_SHORT EXERCISE_. Go through the data below line by line and count those containing the word "letter". Reply with the count only.

_STORED RECORDS_.
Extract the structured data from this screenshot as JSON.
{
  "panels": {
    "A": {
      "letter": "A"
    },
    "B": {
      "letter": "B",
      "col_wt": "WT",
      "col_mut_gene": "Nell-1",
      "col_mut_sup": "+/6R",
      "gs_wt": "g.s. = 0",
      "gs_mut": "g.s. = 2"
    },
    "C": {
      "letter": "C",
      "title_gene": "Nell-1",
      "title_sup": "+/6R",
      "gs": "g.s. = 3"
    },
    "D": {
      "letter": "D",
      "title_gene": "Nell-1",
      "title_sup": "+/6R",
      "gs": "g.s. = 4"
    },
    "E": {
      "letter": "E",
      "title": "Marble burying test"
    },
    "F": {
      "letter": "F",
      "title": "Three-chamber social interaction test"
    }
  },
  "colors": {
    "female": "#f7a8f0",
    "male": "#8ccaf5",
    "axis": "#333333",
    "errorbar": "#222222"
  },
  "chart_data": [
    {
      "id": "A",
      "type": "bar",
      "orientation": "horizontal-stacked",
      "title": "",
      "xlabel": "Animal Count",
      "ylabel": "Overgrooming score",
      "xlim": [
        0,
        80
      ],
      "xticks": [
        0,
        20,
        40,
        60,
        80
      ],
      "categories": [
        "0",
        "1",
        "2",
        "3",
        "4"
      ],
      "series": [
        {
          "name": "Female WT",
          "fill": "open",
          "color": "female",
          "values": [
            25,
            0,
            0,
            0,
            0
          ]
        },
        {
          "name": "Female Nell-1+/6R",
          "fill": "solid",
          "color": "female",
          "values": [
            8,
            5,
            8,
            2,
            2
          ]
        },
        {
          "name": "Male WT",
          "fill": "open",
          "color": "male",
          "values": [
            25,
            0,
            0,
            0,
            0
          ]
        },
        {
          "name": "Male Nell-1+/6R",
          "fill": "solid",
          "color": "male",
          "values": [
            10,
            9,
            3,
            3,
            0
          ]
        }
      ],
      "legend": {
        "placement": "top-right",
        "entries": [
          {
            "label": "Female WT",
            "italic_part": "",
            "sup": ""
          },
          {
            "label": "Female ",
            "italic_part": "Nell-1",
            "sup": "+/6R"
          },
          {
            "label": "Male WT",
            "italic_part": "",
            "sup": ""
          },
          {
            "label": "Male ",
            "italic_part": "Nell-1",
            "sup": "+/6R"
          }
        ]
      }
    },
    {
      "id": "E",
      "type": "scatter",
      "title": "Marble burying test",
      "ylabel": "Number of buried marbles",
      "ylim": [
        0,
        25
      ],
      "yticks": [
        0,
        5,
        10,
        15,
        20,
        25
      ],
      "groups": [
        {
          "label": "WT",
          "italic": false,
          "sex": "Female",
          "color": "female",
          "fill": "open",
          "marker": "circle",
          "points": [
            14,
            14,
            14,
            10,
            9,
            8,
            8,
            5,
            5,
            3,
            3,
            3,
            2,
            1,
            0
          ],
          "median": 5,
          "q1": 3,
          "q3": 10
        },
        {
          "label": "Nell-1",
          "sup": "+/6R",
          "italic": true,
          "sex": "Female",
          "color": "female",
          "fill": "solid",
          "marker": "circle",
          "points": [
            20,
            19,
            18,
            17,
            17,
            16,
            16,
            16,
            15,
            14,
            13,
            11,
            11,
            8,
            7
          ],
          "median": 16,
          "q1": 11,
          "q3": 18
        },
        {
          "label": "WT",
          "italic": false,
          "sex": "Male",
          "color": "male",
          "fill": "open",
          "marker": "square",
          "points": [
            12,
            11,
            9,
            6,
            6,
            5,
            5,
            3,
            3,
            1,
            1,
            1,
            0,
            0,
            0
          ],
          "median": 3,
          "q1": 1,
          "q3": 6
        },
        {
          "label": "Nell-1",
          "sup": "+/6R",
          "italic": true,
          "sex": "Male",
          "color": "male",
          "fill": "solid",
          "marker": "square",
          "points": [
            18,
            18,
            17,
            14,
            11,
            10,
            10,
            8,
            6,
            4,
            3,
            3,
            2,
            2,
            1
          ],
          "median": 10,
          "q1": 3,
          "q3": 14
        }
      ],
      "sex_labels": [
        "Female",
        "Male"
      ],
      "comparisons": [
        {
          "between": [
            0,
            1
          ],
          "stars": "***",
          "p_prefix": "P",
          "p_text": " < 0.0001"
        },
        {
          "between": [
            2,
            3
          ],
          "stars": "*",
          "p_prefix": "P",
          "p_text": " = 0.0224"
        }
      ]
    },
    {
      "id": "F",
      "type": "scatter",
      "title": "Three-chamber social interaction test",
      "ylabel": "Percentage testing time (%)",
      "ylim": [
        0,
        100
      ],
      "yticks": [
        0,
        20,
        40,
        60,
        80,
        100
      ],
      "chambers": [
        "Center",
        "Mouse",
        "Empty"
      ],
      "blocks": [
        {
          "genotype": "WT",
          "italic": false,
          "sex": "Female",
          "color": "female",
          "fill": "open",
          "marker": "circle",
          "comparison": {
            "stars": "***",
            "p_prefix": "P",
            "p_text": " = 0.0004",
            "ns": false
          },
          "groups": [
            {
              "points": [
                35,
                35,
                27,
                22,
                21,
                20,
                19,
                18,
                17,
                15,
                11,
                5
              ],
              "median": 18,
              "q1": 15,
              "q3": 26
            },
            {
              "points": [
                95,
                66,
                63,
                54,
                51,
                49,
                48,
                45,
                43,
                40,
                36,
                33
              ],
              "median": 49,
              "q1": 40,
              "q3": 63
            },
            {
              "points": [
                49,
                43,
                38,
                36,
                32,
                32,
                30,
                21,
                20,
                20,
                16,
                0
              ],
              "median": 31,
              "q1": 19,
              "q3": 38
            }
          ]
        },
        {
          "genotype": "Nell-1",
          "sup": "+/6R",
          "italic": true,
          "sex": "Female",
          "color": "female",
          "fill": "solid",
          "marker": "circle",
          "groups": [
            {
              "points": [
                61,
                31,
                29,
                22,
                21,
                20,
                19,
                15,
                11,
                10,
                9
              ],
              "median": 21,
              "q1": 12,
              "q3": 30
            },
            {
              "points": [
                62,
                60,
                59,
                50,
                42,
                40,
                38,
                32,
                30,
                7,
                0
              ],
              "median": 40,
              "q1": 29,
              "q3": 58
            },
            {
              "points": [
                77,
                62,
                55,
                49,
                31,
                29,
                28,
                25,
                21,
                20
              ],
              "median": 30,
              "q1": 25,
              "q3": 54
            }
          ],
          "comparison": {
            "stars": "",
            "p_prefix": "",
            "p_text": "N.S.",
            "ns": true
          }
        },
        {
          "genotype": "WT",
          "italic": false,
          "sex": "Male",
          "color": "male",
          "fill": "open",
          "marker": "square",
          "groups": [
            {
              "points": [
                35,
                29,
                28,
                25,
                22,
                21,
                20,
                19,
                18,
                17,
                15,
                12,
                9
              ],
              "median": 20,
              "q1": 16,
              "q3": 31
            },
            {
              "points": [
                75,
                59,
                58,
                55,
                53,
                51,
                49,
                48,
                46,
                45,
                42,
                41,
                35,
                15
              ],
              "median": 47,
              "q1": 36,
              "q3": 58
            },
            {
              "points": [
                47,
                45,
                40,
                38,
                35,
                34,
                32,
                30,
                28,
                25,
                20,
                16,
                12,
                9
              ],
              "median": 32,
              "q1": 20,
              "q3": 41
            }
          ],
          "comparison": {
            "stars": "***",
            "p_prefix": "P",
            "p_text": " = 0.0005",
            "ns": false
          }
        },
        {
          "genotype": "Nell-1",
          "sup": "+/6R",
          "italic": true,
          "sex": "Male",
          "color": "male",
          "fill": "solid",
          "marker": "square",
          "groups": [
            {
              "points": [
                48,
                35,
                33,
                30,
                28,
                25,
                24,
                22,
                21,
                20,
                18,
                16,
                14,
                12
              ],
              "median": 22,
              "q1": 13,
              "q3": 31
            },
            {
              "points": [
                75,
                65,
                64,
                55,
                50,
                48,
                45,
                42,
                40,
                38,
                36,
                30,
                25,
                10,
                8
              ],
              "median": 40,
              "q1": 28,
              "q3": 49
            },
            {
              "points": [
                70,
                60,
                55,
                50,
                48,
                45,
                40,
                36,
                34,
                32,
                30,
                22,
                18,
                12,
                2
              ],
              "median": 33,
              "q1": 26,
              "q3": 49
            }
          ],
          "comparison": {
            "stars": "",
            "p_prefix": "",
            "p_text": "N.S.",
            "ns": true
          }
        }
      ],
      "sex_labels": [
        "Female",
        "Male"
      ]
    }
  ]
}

_ANSWER IN FULL_. 6